### Task list
A - In the piece on the Oscar-nominated animated shorts, write out the passage from "Often enough, though, there" to "New Yorker‘s website." again, substituting "Dailymotion" for "Vimeo".
B - Answer these questions using the piece on the Oscar-nominated animated shorts:
(i) How many short films are nominated, and across how many categories?
(ii) On which site is My Year of Dicks currently available?
(iii) Where can Ice Merchants and The Flying Sailor be viewed?

### Text block
▬▬▬▬▬▬
With the Academy Award nominations releasing earlier today, it is ample time for me to play some catch-up. As always, there are 15 short films nominated across three categories, and it is inevitable that people will look at these titles and squint a little. These films hardly receive any buzz, particularly compared to the heavy hitter feature contenders, and they usually end up getting short shrift as a result.
Often enough, though, there are more than a few short films that make the grade and which are well worth the minimal investment required to watch (there are also always a few where it is baffling why the Academy would decide to honor the films, but that’s a story for a different day).
These three animated short nominees are not only worth taking the time; they are available to watch for free online. My Year of Dicks is currently on Vimeo, and both Ice Merchants and The Flying Sailor are viewable on YouTube and on The New Yorker‘s website.
▬▬▬▬▬▬
### Data listing
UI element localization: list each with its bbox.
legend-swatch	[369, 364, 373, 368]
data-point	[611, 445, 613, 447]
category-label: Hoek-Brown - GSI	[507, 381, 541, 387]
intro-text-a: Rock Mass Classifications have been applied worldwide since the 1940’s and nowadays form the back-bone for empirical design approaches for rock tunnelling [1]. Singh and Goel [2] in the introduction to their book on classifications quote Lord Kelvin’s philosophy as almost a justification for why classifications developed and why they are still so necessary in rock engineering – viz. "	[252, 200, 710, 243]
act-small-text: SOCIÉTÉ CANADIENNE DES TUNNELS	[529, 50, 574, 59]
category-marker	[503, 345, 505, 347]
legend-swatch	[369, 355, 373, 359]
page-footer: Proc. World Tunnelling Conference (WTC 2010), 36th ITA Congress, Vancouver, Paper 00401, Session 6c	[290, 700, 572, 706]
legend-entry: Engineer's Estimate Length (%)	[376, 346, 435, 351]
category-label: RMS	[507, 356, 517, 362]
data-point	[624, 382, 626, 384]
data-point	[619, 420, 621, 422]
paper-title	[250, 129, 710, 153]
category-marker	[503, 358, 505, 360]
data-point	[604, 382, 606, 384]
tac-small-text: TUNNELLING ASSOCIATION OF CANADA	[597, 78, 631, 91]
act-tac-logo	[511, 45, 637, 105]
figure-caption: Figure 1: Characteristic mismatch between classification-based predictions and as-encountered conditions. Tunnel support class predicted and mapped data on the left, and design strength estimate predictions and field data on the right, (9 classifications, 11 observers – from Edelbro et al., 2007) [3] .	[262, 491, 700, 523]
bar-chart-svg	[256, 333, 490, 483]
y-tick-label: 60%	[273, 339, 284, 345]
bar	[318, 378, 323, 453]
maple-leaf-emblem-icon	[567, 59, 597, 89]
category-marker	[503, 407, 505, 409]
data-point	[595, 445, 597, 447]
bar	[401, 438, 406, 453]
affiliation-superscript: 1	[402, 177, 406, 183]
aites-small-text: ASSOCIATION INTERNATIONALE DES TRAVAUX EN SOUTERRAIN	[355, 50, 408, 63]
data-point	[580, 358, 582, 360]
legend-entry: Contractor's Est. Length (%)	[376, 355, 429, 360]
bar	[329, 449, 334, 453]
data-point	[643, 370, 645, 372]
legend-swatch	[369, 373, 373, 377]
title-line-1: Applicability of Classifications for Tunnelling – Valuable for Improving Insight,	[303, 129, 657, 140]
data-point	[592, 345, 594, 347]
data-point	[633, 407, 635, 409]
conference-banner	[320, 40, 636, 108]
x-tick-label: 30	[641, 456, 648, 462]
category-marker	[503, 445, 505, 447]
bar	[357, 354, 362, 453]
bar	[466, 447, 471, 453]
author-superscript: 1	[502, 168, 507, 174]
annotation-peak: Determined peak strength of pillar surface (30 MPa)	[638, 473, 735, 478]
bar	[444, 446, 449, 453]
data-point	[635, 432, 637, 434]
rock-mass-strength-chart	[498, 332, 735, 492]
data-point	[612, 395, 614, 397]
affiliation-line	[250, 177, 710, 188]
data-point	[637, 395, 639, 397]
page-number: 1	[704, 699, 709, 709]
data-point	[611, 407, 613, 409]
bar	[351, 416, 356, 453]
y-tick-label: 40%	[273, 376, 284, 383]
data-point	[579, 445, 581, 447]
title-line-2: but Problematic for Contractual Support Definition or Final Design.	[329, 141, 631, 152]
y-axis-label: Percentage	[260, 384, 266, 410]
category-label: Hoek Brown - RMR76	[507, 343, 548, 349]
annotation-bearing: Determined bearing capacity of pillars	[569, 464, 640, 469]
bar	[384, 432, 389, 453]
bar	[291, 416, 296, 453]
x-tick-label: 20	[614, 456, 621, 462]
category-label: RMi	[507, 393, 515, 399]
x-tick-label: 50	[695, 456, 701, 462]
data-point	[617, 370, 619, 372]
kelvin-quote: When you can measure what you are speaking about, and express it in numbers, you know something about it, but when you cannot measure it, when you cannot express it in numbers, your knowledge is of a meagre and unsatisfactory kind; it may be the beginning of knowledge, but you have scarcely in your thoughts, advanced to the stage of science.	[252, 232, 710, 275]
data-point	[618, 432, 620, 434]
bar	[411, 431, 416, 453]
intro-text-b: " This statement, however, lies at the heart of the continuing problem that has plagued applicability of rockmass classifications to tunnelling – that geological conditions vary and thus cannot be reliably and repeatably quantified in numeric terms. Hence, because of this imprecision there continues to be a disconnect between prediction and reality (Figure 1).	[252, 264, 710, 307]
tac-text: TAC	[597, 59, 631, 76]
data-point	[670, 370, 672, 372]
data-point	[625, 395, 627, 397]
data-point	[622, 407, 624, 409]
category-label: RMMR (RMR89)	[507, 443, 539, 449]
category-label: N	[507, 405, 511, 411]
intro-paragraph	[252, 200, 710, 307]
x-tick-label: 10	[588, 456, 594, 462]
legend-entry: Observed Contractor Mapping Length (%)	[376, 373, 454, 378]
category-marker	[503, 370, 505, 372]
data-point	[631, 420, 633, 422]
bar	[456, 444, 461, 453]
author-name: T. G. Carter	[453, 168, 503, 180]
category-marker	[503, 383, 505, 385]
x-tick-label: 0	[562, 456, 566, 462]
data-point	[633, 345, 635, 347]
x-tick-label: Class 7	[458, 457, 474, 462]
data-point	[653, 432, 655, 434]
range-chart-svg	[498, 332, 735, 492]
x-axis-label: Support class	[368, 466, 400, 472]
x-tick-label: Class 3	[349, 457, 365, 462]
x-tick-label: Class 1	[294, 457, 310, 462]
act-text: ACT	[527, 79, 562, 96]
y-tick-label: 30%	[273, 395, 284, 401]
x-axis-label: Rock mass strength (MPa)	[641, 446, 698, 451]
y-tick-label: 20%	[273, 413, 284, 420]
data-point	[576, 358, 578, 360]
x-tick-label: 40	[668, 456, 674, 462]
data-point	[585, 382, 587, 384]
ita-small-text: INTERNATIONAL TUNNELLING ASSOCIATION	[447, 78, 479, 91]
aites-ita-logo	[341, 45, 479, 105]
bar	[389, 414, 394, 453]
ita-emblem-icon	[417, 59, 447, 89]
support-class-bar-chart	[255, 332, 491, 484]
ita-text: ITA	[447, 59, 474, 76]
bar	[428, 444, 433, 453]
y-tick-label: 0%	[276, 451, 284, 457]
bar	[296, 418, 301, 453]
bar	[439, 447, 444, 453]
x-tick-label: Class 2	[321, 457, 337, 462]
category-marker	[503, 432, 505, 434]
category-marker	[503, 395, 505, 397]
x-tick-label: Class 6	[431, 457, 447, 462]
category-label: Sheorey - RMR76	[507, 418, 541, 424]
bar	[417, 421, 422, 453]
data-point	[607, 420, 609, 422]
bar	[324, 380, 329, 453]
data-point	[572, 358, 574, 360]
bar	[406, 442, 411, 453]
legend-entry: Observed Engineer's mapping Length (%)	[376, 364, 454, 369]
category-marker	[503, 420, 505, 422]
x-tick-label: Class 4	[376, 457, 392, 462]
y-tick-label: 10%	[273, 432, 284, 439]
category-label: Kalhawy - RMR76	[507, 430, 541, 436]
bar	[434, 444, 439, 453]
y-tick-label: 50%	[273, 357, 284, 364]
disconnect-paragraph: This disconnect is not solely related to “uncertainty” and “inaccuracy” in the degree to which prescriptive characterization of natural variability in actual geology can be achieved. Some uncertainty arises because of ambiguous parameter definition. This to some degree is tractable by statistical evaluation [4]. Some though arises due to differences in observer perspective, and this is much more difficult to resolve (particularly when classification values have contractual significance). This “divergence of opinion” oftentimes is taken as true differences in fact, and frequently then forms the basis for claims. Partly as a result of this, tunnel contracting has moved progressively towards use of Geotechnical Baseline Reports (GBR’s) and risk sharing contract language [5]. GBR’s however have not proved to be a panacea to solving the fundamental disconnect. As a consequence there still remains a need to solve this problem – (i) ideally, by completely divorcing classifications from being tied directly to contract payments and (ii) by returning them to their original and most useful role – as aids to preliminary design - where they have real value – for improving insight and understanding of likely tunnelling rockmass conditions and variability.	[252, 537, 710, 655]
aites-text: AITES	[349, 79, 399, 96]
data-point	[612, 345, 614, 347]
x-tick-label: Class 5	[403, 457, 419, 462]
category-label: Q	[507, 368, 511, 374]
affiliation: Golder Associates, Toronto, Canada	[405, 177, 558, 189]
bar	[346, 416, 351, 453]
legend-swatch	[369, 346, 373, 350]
▬▬▬▬▬▬
### Expected responses
A -
Often enough, though, there are more than a few short films that make the grade and which are well worth the minimal investment required to watch (there are also always a few where it is baffling why the Academy would decide to honor the films, but that’s a story for a different day).
These three animated short nominees are not only worth taking the time; they are available to watch for free online. My Year of Dicks is currently on Dailymotion, and both Ice Merchants and The Flying Sailor are viewable on YouTube and on The New Yorker‘s website.

B -
(i) 15 short films, across three categories.
(ii) Vimeo.
(iii) On YouTube and on The New Yorker's website.